• **INSTRUCTIONS FOR THE TASK**
Report how many lines include the word "servicios", and nothing besides that number.

+ + +

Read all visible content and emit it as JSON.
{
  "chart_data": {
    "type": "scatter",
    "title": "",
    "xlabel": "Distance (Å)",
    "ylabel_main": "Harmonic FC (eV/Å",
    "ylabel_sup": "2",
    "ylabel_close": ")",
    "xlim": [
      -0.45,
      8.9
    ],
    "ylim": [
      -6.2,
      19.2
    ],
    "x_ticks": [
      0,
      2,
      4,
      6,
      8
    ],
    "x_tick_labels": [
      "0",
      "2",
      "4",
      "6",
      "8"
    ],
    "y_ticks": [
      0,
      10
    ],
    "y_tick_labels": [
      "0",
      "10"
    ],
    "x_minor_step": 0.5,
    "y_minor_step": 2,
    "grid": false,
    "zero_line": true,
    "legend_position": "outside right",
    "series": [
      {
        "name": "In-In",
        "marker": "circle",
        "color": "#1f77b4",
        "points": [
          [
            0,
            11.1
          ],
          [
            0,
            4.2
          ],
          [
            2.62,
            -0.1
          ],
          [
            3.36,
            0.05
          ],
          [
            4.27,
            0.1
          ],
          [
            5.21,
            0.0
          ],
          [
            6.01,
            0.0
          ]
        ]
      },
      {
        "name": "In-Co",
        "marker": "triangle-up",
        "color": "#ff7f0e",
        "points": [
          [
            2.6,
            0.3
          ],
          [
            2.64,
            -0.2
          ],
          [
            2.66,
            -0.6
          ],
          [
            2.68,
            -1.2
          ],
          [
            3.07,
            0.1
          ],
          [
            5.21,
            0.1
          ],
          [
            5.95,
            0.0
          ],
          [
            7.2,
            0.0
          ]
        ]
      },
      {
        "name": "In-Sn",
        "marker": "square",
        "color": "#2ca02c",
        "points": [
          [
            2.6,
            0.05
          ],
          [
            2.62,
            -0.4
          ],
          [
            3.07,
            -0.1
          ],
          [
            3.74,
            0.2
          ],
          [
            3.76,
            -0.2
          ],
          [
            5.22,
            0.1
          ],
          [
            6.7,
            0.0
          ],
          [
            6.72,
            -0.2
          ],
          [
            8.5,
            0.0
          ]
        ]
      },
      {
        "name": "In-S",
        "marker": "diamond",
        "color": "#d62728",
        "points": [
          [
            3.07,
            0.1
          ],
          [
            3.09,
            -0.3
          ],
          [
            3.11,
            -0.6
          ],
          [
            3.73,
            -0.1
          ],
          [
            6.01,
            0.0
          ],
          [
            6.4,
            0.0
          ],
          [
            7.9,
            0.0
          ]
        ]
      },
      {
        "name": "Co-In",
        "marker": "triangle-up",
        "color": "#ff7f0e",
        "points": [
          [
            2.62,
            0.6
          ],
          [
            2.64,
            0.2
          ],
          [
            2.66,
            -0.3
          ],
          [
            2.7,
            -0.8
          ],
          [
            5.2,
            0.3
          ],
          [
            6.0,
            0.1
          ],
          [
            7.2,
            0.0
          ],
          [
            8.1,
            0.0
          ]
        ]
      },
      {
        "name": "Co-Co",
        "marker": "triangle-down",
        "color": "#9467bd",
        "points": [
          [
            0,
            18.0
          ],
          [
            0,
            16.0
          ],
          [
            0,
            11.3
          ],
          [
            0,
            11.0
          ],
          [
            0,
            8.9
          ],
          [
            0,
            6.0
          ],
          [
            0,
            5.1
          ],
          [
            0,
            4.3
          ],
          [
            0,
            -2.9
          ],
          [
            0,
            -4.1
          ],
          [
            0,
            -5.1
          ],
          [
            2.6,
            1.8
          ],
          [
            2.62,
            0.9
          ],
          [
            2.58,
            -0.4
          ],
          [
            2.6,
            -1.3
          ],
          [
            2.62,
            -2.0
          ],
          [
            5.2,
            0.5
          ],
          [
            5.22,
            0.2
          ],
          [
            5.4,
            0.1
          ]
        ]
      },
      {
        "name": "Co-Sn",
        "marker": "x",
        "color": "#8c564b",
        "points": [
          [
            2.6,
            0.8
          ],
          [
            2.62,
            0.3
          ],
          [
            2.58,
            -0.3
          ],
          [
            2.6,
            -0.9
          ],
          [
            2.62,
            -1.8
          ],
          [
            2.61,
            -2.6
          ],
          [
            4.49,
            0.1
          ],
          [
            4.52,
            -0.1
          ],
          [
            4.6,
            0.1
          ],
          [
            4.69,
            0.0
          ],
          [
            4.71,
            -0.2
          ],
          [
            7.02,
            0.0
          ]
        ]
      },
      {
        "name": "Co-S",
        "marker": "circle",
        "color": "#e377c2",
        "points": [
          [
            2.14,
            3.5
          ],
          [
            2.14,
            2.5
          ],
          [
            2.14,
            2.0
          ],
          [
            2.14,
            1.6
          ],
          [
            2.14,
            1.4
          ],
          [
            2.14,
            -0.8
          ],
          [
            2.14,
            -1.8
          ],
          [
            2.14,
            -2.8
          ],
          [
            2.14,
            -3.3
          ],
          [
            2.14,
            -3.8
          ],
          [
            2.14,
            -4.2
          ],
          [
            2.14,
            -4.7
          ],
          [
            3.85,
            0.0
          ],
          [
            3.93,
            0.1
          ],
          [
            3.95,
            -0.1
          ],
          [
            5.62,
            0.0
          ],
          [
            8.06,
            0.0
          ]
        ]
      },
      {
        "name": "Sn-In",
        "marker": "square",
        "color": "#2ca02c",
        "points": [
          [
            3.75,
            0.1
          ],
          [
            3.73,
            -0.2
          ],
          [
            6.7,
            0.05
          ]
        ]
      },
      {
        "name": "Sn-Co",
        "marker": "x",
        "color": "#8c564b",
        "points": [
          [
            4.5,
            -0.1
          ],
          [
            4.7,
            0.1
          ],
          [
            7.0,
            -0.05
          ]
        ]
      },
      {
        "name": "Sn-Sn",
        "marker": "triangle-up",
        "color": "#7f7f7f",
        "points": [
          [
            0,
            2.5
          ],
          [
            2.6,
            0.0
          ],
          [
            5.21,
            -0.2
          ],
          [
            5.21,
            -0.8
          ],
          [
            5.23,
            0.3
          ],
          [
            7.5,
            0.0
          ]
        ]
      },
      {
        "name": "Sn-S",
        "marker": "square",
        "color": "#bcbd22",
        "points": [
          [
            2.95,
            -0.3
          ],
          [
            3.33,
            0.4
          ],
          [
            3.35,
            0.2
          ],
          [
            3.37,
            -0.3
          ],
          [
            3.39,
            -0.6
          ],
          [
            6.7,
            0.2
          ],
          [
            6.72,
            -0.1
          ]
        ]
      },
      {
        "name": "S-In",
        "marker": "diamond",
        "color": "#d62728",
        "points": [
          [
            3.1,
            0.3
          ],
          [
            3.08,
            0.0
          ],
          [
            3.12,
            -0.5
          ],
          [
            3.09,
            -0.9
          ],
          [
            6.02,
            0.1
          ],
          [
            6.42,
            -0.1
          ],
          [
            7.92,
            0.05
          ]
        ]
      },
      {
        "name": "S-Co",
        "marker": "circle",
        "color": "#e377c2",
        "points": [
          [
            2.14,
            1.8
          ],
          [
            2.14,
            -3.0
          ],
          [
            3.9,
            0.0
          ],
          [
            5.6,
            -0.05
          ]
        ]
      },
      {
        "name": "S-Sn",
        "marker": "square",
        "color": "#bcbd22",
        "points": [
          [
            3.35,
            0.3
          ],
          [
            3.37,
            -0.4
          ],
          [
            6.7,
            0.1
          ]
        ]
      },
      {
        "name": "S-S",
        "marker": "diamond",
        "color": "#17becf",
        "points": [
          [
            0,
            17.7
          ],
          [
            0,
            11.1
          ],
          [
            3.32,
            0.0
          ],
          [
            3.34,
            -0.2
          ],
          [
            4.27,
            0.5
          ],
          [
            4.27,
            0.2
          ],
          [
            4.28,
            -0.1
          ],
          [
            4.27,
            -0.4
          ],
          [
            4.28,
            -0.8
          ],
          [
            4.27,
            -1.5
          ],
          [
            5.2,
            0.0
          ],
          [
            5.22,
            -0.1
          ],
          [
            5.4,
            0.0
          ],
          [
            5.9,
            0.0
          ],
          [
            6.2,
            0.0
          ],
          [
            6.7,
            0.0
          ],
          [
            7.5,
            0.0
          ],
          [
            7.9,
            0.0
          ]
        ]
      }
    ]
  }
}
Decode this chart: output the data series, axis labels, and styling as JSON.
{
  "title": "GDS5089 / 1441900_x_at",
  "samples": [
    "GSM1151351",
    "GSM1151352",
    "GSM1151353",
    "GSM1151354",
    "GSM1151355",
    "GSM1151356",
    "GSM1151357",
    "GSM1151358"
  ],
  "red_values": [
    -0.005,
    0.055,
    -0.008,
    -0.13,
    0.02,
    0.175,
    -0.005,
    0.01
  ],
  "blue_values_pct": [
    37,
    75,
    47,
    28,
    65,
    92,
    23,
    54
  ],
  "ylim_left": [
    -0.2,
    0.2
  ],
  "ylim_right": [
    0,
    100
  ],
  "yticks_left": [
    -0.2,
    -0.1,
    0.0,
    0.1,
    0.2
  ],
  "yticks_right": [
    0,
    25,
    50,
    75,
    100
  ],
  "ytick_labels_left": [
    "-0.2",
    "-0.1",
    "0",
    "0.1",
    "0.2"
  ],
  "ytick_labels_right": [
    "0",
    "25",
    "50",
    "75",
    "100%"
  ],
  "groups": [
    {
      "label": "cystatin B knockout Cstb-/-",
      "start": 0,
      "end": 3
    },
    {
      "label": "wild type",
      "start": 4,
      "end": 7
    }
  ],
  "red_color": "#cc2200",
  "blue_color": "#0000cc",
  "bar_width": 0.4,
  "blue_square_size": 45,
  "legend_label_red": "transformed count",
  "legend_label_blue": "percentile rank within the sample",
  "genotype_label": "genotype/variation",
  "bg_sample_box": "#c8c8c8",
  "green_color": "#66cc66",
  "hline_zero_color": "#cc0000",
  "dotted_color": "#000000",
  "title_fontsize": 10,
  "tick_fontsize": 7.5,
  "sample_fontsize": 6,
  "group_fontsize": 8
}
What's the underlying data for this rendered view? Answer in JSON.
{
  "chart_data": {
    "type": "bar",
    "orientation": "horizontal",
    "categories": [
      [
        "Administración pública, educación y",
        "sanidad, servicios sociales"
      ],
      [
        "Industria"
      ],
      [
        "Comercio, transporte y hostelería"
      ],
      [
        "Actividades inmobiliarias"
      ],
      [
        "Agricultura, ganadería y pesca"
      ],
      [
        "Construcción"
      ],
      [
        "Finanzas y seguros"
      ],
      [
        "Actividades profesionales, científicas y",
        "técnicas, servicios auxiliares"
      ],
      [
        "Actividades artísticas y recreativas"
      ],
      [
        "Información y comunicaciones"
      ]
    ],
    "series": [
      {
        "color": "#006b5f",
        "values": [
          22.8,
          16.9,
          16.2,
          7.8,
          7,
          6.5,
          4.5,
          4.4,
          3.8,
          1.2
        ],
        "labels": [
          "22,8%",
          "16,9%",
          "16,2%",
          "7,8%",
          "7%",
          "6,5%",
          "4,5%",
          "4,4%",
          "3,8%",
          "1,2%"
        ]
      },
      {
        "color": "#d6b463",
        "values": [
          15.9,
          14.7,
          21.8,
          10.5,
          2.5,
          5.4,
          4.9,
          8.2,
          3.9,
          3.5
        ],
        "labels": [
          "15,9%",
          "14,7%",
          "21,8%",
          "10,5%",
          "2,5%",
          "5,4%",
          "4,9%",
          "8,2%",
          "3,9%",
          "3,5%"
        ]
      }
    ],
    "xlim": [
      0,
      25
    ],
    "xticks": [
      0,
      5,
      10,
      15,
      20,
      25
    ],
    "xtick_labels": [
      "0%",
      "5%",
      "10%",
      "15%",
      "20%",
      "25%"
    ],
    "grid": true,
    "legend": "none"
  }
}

+ + +

• **ANSWER**
2